OBJECTIVE
Without the pictures, can you quote each line below exactly?

GIVEN RECORDS
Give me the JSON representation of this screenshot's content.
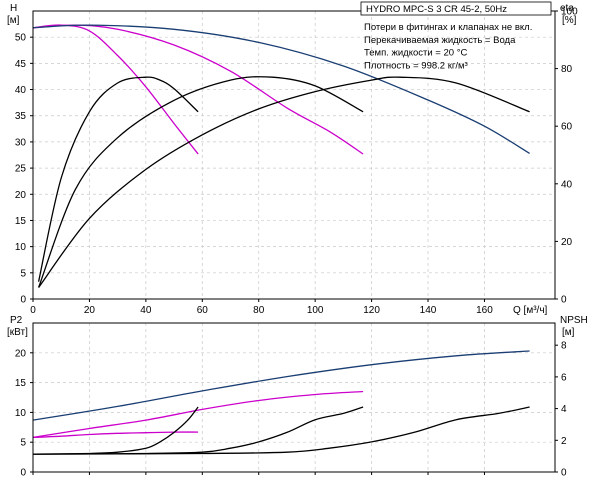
{
  "chart_data": {
    "type": "line",
    "title": "HYDRO MPC-S 3 CR 45-2, 50Hz",
    "notes": [
      "Потери в фитингах и клапанах не вкл.",
      "Перекачиваемая жидкость = Вода",
      "Темп. жидкости = 20 °C",
      "Плотность = 998.2 кг/м³"
    ],
    "x_axis": {
      "label": "Q [м³/ч]",
      "lim": [
        0,
        185
      ],
      "ticks": [
        "0",
        "20",
        "40",
        "60",
        "80",
        "100",
        "120",
        "140",
        "160"
      ]
    },
    "grid": true,
    "top_panel": {
      "left_axis": {
        "label": "H",
        "unit": "[м]",
        "lim": [
          0,
          55
        ],
        "ticks": [
          "0",
          "5",
          "10",
          "15",
          "20",
          "25",
          "30",
          "35",
          "40",
          "45",
          "50"
        ]
      },
      "right_axis": {
        "label": "eta",
        "unit": "[%]",
        "lim": [
          0,
          100
        ],
        "ticks": [
          "0",
          "20",
          "40",
          "60",
          "80",
          "100"
        ]
      },
      "series": [
        {
          "kind": "head",
          "color": "#cc00cc",
          "x": [
            0,
            10,
            20,
            30,
            40,
            50,
            58.5
          ],
          "y": [
            51.8,
            52.3,
            51.2,
            46.5,
            40.5,
            33.5,
            27.7
          ]
        },
        {
          "kind": "head",
          "color": "#cc00cc",
          "x": [
            0,
            15,
            30,
            50,
            70,
            90,
            105,
            117
          ],
          "y": [
            51.8,
            52.3,
            51.5,
            48.5,
            43.5,
            36.5,
            32.0,
            27.7
          ]
        },
        {
          "kind": "head",
          "color": "#1a3e73",
          "x": [
            0,
            20,
            50,
            80,
            110,
            140,
            160,
            176
          ],
          "y": [
            51.8,
            52.3,
            51.5,
            49.0,
            44.5,
            38.0,
            33.0,
            27.8
          ]
        },
        {
          "kind": "efficiency",
          "color": "#000000",
          "x": [
            2,
            10,
            20,
            30,
            40,
            45,
            50,
            58.5
          ],
          "y": [
            6,
            42,
            65,
            75,
            77,
            76,
            73,
            65
          ]
        },
        {
          "kind": "efficiency",
          "color": "#000000",
          "x": [
            2,
            15,
            30,
            50,
            70,
            85,
            100,
            117
          ],
          "y": [
            4,
            38,
            56,
            69,
            76,
            77,
            74,
            65
          ]
        },
        {
          "kind": "efficiency",
          "color": "#000000",
          "x": [
            2,
            20,
            40,
            60,
            80,
            100,
            120,
            130,
            150,
            176
          ],
          "y": [
            4,
            28,
            45,
            57,
            66,
            72,
            76,
            77,
            75,
            65
          ]
        }
      ]
    },
    "bottom_panel": {
      "left_axis": {
        "label": "P2",
        "unit": "[кВт]",
        "lim": [
          0,
          25
        ],
        "ticks": [
          "0",
          "5",
          "10",
          "15",
          "20"
        ]
      },
      "right_axis": {
        "label": "NPSH",
        "unit": "[м]",
        "lim": [
          0,
          9.4
        ],
        "ticks": [
          "0",
          "2",
          "4",
          "6",
          "8"
        ]
      },
      "series": [
        {
          "kind": "power",
          "color": "#cc00cc",
          "x": [
            0,
            10,
            20,
            30,
            40,
            50,
            58.5
          ],
          "y": [
            5.8,
            6.0,
            6.3,
            6.5,
            6.6,
            6.7,
            6.7
          ]
        },
        {
          "kind": "power",
          "color": "#cc00cc",
          "x": [
            0,
            20,
            40,
            60,
            80,
            100,
            117
          ],
          "y": [
            5.8,
            7.3,
            8.7,
            10.5,
            12.0,
            13.0,
            13.5
          ]
        },
        {
          "kind": "power",
          "color": "#1a3e73",
          "x": [
            0,
            30,
            60,
            90,
            120,
            150,
            176
          ],
          "y": [
            8.7,
            11.0,
            13.6,
            16.0,
            18.0,
            19.5,
            20.3
          ]
        },
        {
          "kind": "npsh",
          "color": "#000000",
          "x": [
            0,
            10,
            20,
            30,
            40,
            45,
            50,
            55,
            58.5
          ],
          "y": [
            1.13,
            1.14,
            1.17,
            1.25,
            1.5,
            1.9,
            2.5,
            3.3,
            4.1
          ]
        },
        {
          "kind": "npsh",
          "color": "#000000",
          "x": [
            0,
            20,
            40,
            60,
            70,
            80,
            90,
            100,
            110,
            117
          ],
          "y": [
            1.13,
            1.14,
            1.17,
            1.25,
            1.5,
            1.9,
            2.5,
            3.3,
            3.7,
            4.1
          ]
        },
        {
          "kind": "npsh",
          "color": "#000000",
          "x": [
            0,
            30,
            60,
            90,
            105,
            120,
            135,
            150,
            165,
            176
          ],
          "y": [
            1.13,
            1.14,
            1.17,
            1.25,
            1.5,
            1.9,
            2.5,
            3.3,
            3.7,
            4.1
          ]
        }
      ]
    }
  }
}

EXERCISE RESULT
Give me the JSON representation of this screenshot's content.
{
  "chart_data": {
    "type": "line",
    "title": "HYDRO MPC-S 3 CR 45-2, 50Hz",
    "notes": [
      "Потери в фитингах и клапанах не вкл.",
      "Перекачиваемая жидкость = Вода",
      "Темп. жидкости = 20 °C",
      "Плотность = 998.2 кг/м³"
    ],
    "x_axis": {
      "label": "Q [м³/ч]",
      "lim": [
        0,
        185
      ],
      "ticks": [
        "0",
        "20",
        "40",
        "60",
        "80",
        "100",
        "120",
        "140",
        "160"
      ]
    },
    "grid": true,
    "top_panel": {
      "left_axis": {
        "label": "H",
        "unit": "[м]",
        "lim": [
          0,
          55
        ],
        "ticks": [
          "0",
          "5",
          "10",
          "15",
          "20",
          "25",
          "30",
          "35",
          "40",
          "45",
          "50"
        ]
      },
      "right_axis": {
        "label": "eta",
        "unit": "[%]",
        "lim": [
          0,
          100
        ],
        "ticks": [
          "0",
          "20",
          "40",
          "60",
          "80",
          "100"
        ]
      },
      "series": [
        {
          "kind": "head",
          "color": "#cc00cc",
          "x": [
            0,
            10,
            20,
            30,
            40,
            50,
            58.5
          ],
          "y": [
            51.8,
            52.3,
            51.2,
            46.5,
            40.5,
            33.5,
            27.7
          ]
        },
        {
          "kind": "head",
          "color": "#cc00cc",
          "x": [
            0,
            15,
            30,
            50,
            70,
            90,
            105,
            117
          ],
          "y": [
            51.8,
            52.3,
            51.5,
            48.5,
            43.5,
            36.5,
            32.0,
            27.7
          ]
        },
        {
          "kind": "head",
          "color": "#1a3e73",
          "x": [
            0,
            20,
            50,
            80,
            110,
            140,
            160,
            176
          ],
          "y": [
            51.8,
            52.3,
            51.5,
            49.0,
            44.5,
            38.0,
            33.0,
            27.8
          ]
        },
        {
          "kind": "efficiency",
          "color": "#000000",
          "x": [
            2,
            10,
            20,
            30,
            40,
            45,
            50,
            58.5
          ],
          "y": [
            6,
            42,
            65,
            75,
            77,
            76,
            73,
            65
          ]
        },
        {
          "kind": "efficiency",
          "color": "#000000",
          "x": [
            2,
            15,
            30,
            50,
            70,
            85,
            100,
            117
          ],
          "y": [
            4,
            38,
            56,
            69,
            76,
            77,
            74,
            65
          ]
        },
        {
          "kind": "efficiency",
          "color": "#000000",
          "x": [
            2,
            20,
            40,
            60,
            80,
            100,
            120,
            130,
            150,
            176
          ],
          "y": [
            4,
            28,
            45,
            57,
            66,
            72,
            76,
            77,
            75,
            65
          ]
        }
      ]
    },
    "bottom_panel": {
      "left_axis": {
        "label": "P2",
        "unit": "[кВт]",
        "lim": [
          0,
          25
        ],
        "ticks": [
          "0",
          "5",
          "10",
          "15",
          "20"
        ]
      },
      "right_axis": {
        "label": "NPSH",
        "unit": "[м]",
        "lim": [
          0,
          9.4
        ],
        "ticks": [
          "0",
          "2",
          "4",
          "6",
          "8"
        ]
      },
      "series": [
        {
          "kind": "power",
          "color": "#cc00cc",
          "x": [
            0,
            10,
            20,
            30,
            40,
            50,
            58.5
          ],
          "y": [
            5.8,
            6.0,
            6.3,
            6.5,
            6.6,
            6.7,
            6.7
          ]
        },
        {
          "kind": "power",
          "color": "#cc00cc",
          "x": [
            0,
            20,
            40,
            60,
            80,
            100,
            117
          ],
          "y": [
            5.8,
            7.3,
            8.7,
            10.5,
            12.0,
            13.0,
            13.5
          ]
        },
        {
          "kind": "power",
          "color": "#1a3e73",
          "x": [
            0,
            30,
            60,
            90,
            120,
            150,
            176
          ],
          "y": [
            8.7,
            11.0,
            13.6,
            16.0,
            18.0,
            19.5,
            20.3
          ]
        },
        {
          "kind": "npsh",
          "color": "#000000",
          "x": [
            0,
            10,
            20,
            30,
            40,
            45,
            50,
            55,
            58.5
          ],
          "y": [
            1.13,
            1.14,
            1.17,
            1.25,
            1.5,
            1.9,
            2.5,
            3.3,
            4.1
          ]
        },
        {
          "kind": "npsh",
          "color": "#000000",
          "x": [
            0,
            20,
            40,
            60,
            70,
            80,
            90,
            100,
            110,
            117
          ],
          "y": [
            1.13,
            1.14,
            1.17,
            1.25,
            1.5,
            1.9,
            2.5,
            3.3,
            3.7,
            4.1
          ]
        },
        {
          "kind": "npsh",
          "color": "#000000",
          "x": [
            0,
            30,
            60,
            90,
            105,
            120,
            135,
            150,
            165,
            176
          ],
          "y": [
            1.13,
            1.14,
            1.17,
            1.25,
            1.5,
            1.9,
            2.5,
            3.3,
            3.7,
            4.1
          ]
        }
      ]
    }
  }
}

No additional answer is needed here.